#### Set task
Write out the material below again, unchanged.

(Collected data)
________________

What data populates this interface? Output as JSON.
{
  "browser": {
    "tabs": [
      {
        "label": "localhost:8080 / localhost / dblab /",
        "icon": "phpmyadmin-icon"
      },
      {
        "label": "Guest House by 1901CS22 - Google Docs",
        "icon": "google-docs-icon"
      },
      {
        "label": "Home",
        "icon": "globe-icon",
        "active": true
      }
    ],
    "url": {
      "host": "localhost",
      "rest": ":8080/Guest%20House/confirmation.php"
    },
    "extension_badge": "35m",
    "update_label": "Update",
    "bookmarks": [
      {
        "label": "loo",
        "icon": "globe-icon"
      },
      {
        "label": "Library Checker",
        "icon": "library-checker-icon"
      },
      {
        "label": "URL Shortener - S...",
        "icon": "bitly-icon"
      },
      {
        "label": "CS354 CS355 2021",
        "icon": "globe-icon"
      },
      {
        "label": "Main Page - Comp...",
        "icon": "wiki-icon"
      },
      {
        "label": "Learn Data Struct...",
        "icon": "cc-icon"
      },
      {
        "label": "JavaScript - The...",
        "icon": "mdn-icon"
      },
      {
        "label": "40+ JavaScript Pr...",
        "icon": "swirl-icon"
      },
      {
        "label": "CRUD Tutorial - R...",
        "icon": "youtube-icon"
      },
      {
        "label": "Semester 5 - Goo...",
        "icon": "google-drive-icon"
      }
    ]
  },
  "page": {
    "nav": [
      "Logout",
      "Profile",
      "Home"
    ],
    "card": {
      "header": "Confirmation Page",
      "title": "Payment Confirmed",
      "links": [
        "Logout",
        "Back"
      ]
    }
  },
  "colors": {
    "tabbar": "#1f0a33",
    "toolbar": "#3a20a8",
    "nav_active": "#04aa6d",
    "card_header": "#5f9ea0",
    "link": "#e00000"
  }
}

________________

#### Task answer
What data populates this interface? Output as JSON.
{
  "browser": {
    "tabs": [
      {
        "label": "localhost:8080 / localhost / dblab /",
        "icon": "phpmyadmin-icon"
      },
      {
        "label": "Guest House by 1901CS22 - Google Docs",
        "icon": "google-docs-icon"
      },
      {
        "label": "Home",
        "icon": "globe-icon",
        "active": true
      }
    ],
    "url": {
      "host": "localhost",
      "rest": ":8080/Guest%20House/confirmation.php"
    },
    "extension_badge": "35m",
    "update_label": "Update",
    "bookmarks": [
      {
        "label": "loo",
        "icon": "globe-icon"
      },
      {
        "label": "Library Checker",
        "icon": "library-checker-icon"
      },
      {
        "label": "URL Shortener - S...",
        "icon": "bitly-icon"
      },
      {
        "label": "CS354 CS355 2021",
        "icon": "globe-icon"
      },
      {
        "label": "Main Page - Comp...",
        "icon": "wiki-icon"
      },
      {
        "label": "Learn Data Struct...",
        "icon": "cc-icon"
      },
      {
        "label": "JavaScript - The...",
        "icon": "mdn-icon"
      },
      {
        "label": "40+ JavaScript Pr...",
        "icon": "swirl-icon"
      },
      {
        "label": "CRUD Tutorial - R...",
        "icon": "youtube-icon"
      },
      {
        "label": "Semester 5 - Goo...",
        "icon": "google-drive-icon"
      }
    ]
  },
  "page": {
    "nav": [
      "Logout",
      "Profile",
      "Home"
    ],
    "card": {
      "header": "Confirmation Page",
      "title": "Payment Confirmed",
      "links": [
        "Logout",
        "Back"
      ]
    }
  },
  "colors": {
    "tabbar": "#1f0a33",
    "toolbar": "#3a20a8",
    "nav_active": "#04aa6d",
    "card_header": "#5f9ea0",
    "link": "#e00000"
  }
}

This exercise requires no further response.